**TASK:**
Starting with the line that contains "Give me the", copy every line through the end of the data below, exactly and with nothing added.
-------- DATA LINES
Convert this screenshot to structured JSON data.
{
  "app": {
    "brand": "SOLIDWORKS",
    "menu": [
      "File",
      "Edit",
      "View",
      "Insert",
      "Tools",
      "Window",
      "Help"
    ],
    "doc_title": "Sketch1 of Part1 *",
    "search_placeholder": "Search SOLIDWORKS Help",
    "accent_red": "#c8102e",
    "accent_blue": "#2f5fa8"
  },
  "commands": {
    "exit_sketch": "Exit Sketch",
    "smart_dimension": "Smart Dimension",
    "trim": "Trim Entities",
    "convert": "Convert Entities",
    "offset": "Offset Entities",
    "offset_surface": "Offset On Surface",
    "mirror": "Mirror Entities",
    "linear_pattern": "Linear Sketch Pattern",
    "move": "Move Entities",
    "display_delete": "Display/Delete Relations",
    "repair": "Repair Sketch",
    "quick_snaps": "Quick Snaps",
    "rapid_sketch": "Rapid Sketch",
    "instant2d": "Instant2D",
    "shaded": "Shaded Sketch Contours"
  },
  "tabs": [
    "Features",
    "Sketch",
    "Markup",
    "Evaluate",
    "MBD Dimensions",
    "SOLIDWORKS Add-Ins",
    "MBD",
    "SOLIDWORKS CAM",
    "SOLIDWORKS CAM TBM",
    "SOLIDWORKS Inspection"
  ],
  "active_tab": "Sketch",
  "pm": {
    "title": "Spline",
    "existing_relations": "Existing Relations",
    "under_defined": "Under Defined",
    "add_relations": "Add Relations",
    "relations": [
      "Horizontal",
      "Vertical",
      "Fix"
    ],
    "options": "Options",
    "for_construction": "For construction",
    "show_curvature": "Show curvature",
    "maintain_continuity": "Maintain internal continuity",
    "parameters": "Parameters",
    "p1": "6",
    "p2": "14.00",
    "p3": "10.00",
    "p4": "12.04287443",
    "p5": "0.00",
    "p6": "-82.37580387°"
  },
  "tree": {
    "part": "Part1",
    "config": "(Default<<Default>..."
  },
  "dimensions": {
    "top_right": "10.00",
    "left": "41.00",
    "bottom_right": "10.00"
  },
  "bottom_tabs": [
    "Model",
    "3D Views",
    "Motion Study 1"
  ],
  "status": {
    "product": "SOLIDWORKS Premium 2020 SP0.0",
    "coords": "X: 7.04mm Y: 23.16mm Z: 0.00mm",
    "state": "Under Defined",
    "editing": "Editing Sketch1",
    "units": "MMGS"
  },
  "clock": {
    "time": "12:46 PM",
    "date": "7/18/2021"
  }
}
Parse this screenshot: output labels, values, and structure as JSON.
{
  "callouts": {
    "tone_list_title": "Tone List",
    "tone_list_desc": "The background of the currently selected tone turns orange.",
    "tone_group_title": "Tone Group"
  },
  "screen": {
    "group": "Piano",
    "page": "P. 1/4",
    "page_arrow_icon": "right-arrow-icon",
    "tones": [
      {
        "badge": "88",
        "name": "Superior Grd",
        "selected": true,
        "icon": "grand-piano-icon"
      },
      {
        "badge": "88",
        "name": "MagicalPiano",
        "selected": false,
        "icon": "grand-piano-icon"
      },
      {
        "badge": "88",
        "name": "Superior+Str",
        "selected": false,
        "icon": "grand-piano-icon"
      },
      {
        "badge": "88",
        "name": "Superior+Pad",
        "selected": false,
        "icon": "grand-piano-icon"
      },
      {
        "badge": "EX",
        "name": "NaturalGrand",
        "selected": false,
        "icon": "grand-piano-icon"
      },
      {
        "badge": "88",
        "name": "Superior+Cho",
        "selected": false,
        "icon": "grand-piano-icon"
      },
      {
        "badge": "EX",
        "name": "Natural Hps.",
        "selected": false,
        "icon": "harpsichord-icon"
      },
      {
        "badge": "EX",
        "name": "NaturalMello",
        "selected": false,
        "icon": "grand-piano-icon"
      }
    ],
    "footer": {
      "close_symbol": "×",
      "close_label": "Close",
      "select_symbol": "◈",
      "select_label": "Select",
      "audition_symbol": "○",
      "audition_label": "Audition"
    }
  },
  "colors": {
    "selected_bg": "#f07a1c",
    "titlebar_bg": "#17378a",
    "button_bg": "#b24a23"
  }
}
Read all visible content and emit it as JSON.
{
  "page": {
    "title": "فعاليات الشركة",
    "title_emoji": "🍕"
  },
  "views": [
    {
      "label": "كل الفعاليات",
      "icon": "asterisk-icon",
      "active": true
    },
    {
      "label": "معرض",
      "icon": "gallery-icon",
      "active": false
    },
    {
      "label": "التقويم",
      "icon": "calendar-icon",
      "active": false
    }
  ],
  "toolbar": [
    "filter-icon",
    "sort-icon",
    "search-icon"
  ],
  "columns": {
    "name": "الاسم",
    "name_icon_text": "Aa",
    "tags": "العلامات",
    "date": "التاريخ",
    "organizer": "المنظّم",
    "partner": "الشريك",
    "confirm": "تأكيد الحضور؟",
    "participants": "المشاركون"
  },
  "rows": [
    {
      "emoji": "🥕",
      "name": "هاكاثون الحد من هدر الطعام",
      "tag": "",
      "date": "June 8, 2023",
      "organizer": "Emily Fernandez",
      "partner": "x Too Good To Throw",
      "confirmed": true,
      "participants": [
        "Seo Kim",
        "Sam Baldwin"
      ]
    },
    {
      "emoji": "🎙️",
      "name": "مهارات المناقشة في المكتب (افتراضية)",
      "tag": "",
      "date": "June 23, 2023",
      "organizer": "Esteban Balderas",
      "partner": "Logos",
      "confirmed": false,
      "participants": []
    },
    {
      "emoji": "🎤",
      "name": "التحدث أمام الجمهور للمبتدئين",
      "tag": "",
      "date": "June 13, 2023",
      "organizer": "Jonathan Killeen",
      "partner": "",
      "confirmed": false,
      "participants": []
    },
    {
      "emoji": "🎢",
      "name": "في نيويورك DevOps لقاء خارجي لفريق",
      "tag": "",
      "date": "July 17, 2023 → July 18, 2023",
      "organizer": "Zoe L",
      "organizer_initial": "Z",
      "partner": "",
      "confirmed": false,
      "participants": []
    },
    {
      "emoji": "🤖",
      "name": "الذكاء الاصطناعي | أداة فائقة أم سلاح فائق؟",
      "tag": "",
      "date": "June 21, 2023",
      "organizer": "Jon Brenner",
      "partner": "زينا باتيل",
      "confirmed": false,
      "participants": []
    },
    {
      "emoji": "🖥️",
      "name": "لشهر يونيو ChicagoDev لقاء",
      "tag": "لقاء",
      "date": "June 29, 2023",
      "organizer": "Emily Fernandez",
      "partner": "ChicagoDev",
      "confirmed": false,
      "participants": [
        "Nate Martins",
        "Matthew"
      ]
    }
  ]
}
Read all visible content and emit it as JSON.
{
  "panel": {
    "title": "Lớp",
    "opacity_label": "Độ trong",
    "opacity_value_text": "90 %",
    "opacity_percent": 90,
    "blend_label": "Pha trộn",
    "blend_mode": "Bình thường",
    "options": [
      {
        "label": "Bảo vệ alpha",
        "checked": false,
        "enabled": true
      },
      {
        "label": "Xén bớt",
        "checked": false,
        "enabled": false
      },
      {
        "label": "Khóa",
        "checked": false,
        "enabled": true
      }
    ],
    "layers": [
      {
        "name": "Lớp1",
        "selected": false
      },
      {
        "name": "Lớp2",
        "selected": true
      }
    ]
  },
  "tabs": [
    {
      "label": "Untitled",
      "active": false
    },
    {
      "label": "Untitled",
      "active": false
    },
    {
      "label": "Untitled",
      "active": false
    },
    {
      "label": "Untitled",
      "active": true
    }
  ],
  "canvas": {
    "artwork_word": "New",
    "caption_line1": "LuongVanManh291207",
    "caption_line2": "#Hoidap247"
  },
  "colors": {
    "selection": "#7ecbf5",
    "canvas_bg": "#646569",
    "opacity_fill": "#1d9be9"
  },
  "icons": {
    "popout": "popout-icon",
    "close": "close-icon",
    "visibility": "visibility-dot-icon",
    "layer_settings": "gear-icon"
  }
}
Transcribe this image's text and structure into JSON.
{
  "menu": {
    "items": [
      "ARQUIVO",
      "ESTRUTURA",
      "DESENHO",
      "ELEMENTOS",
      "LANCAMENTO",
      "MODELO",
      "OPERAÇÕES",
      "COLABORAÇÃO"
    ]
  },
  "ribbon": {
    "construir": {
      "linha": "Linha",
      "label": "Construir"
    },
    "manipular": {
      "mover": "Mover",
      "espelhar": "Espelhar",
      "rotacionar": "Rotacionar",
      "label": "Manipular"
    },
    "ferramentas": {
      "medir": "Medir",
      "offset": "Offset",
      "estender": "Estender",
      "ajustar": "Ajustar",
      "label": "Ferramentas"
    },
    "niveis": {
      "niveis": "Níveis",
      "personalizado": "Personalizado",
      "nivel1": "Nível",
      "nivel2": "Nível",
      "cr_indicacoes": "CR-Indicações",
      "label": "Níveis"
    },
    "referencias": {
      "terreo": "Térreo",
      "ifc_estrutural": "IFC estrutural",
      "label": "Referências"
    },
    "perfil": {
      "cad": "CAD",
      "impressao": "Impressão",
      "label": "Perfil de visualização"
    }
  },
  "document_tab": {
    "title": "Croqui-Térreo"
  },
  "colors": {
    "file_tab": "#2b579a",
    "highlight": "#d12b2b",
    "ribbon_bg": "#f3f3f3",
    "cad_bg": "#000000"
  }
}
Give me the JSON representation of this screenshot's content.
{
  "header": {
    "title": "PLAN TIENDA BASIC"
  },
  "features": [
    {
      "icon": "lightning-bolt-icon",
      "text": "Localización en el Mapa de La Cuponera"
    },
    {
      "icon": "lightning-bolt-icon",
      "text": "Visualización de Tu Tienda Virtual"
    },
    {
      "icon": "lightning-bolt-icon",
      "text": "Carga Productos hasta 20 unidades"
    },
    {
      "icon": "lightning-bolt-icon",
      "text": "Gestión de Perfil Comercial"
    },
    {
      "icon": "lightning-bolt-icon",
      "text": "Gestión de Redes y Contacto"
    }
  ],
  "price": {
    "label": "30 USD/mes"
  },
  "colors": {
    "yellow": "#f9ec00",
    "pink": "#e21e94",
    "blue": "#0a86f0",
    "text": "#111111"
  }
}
----------------
**ANSWER TO THE EXERCISE:**
Give me the JSON representation of this screenshot's content.
{
  "header": {
    "title": "PLAN TIENDA BASIC"
  },
  "features": [
    {
      "icon": "lightning-bolt-icon",
      "text": "Localización en el Mapa de La Cuponera"
    },
    {
      "icon": "lightning-bolt-icon",
      "text": "Visualización de Tu Tienda Virtual"
    },
    {
      "icon": "lightning-bolt-icon",
      "text": "Carga Productos hasta 20 unidades"
    },
    {
      "icon": "lightning-bolt-icon",
      "text": "Gestión de Perfil Comercial"
    },
    {
      "icon": "lightning-bolt-icon",
      "text": "Gestión de Redes y Contacto"
    }
  ],
  "price": {
    "label": "30 USD/mes"
  },
  "colors": {
    "yellow": "#f9ec00",
    "pink": "#e21e94",
    "blue": "#0a86f0",
    "text": "#111111"
  }
}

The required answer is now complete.